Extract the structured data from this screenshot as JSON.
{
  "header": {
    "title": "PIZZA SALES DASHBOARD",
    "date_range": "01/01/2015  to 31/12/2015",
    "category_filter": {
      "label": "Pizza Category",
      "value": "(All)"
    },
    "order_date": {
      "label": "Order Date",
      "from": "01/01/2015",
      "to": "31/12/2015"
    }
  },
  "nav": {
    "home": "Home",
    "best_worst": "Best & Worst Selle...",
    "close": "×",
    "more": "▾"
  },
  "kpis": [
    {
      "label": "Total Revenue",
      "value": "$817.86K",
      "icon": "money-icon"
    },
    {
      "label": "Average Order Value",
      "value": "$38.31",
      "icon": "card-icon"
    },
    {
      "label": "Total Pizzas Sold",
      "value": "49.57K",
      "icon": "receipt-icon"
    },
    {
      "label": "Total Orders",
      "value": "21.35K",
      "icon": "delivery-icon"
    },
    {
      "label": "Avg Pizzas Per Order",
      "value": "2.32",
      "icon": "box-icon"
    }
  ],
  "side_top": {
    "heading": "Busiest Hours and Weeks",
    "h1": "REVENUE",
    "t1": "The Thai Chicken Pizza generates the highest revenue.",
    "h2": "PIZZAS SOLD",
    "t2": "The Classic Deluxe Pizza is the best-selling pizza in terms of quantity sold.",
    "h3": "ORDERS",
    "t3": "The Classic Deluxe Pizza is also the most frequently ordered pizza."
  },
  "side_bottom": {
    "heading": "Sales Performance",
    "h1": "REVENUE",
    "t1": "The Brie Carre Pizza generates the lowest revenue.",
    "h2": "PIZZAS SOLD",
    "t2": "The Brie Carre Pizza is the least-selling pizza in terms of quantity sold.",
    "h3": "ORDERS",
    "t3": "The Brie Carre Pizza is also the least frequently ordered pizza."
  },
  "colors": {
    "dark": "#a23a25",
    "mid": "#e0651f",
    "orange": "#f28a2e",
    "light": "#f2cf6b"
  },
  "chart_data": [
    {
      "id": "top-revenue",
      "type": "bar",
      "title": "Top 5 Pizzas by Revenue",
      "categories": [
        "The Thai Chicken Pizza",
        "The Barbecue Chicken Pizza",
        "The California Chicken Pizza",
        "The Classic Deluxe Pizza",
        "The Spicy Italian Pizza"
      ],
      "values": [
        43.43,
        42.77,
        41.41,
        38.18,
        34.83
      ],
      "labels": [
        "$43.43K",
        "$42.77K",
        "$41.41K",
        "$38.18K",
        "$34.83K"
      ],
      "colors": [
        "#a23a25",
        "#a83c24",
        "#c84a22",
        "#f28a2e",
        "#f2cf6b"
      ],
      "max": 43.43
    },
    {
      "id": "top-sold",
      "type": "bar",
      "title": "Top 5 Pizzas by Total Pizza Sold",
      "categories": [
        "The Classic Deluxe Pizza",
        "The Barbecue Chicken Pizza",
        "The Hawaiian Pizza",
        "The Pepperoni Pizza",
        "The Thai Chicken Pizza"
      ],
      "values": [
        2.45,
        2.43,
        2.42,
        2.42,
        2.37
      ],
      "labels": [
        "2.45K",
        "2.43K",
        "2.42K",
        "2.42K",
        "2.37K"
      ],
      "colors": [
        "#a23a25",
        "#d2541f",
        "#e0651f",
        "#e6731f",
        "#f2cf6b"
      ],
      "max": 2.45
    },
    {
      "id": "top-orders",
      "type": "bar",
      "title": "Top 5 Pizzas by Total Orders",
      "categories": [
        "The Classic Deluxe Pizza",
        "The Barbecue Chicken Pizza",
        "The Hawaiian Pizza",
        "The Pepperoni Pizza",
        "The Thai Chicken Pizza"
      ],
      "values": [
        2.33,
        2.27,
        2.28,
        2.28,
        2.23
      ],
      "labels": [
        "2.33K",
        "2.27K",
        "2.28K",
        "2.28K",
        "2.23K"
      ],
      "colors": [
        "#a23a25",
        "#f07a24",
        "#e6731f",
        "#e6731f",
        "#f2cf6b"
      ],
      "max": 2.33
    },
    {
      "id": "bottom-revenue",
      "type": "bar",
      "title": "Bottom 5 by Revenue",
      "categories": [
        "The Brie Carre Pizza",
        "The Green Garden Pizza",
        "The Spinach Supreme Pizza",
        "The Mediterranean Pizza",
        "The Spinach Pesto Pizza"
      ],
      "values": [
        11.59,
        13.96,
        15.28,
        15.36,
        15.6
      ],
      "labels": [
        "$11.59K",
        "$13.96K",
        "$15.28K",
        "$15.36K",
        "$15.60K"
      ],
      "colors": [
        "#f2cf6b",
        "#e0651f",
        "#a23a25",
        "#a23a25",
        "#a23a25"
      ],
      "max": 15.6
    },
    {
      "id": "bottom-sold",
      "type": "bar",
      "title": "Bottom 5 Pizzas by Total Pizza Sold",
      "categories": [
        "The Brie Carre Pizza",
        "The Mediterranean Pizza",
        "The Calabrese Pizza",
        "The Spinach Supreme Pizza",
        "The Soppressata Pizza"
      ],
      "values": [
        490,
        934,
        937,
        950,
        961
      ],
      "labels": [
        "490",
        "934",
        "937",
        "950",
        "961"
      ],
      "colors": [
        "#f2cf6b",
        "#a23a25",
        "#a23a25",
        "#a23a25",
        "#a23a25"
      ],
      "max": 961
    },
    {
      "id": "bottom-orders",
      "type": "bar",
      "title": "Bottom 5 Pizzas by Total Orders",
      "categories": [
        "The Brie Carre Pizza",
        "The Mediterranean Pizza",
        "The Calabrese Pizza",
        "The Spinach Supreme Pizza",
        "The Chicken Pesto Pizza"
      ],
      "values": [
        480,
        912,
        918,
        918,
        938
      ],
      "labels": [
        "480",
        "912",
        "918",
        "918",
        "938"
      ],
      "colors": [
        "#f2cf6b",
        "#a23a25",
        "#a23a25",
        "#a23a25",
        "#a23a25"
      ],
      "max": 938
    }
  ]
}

^^^^^^^^^^^^^^^^

What to do: Count the lines in the entries above that include the string "from", then give only that figure.

Finished task: 2